==== INFORMATION GIVEN ====
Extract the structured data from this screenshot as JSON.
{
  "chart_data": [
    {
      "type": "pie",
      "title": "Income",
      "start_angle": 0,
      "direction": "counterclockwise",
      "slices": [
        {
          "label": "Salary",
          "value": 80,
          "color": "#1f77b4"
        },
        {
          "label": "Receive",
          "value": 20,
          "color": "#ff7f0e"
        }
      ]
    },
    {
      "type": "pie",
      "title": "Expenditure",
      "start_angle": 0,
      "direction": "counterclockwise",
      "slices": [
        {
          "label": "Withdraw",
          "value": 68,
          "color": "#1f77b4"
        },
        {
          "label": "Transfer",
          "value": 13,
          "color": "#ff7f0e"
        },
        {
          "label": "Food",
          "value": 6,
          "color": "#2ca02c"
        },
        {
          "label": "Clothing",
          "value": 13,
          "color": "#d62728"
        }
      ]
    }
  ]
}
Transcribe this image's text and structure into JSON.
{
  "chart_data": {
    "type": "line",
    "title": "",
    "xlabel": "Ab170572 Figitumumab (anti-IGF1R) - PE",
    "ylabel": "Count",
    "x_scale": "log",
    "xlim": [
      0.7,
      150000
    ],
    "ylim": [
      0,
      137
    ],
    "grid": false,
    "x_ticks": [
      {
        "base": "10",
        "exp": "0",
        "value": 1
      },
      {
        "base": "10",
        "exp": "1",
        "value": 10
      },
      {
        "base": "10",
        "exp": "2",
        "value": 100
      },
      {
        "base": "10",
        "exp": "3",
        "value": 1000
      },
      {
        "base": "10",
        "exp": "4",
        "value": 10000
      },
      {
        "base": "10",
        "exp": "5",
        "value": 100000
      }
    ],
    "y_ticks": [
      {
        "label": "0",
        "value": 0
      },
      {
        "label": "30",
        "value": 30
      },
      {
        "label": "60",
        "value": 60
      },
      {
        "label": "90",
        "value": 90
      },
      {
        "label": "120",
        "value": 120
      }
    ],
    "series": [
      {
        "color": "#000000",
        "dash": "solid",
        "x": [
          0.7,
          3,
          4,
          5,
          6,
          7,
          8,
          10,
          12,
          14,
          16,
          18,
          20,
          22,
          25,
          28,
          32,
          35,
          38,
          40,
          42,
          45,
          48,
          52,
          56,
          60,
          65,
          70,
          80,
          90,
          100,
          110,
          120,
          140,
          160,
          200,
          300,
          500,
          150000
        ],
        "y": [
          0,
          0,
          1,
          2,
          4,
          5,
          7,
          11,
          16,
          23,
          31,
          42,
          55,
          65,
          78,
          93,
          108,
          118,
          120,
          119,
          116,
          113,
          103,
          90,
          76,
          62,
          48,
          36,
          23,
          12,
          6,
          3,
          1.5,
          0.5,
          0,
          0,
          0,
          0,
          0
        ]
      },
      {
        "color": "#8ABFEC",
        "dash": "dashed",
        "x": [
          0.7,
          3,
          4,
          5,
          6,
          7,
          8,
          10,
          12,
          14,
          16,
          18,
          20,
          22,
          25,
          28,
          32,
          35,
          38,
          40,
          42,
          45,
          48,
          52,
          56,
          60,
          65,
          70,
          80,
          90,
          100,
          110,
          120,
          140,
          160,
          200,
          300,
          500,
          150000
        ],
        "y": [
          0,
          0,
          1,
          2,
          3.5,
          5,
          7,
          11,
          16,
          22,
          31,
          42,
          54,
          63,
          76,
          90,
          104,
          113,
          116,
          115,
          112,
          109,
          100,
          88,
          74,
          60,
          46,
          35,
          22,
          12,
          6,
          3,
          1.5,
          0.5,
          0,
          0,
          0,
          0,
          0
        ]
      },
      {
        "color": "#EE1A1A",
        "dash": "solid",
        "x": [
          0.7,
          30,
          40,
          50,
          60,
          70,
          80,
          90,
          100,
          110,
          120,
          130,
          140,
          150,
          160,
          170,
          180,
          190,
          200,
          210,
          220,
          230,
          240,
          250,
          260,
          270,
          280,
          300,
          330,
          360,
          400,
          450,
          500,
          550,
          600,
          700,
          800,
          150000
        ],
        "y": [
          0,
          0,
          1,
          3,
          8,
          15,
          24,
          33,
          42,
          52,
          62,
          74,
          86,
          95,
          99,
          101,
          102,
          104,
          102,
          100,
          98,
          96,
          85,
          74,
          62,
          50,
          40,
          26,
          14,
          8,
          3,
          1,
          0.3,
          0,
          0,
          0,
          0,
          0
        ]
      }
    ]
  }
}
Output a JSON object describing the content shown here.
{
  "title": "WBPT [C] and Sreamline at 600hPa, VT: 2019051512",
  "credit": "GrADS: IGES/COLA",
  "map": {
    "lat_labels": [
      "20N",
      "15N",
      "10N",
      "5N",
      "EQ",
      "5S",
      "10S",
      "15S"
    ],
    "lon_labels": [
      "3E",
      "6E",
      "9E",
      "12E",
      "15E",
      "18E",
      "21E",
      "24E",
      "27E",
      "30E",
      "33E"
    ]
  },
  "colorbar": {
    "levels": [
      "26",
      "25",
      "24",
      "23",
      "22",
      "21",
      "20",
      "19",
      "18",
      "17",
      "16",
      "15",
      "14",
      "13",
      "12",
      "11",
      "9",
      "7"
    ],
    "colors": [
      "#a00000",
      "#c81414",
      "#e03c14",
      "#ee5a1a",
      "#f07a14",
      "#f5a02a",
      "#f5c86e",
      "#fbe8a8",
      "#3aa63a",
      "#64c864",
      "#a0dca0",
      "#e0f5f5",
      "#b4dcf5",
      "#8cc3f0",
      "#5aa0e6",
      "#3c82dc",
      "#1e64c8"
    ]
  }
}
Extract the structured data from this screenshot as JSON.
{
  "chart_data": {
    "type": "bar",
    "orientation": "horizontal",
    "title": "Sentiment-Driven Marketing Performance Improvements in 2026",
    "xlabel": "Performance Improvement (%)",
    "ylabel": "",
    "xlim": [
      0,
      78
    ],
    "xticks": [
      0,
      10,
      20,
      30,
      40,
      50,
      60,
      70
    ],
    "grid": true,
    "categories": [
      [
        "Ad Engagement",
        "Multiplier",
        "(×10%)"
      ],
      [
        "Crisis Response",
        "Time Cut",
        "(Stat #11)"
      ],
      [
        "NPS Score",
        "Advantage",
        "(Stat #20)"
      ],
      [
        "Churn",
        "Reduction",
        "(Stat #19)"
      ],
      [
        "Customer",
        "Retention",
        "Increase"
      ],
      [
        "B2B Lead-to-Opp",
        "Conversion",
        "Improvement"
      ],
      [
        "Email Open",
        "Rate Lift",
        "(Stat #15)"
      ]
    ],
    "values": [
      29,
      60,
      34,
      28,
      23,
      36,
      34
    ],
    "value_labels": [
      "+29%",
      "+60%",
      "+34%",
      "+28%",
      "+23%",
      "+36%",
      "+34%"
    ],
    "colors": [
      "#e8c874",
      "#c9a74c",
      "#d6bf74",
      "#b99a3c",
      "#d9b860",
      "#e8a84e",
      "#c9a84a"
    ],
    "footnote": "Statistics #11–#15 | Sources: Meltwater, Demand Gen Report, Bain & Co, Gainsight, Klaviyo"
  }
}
====
#### REQUIRED TASK:
Copy all lines from the entries that contain the word "Performance".

#### TASK RESULT:
    "title": "Sentiment-Driven Marketing Performance Improvements in 2026",
    "xlabel": "Performance Improvement (%)",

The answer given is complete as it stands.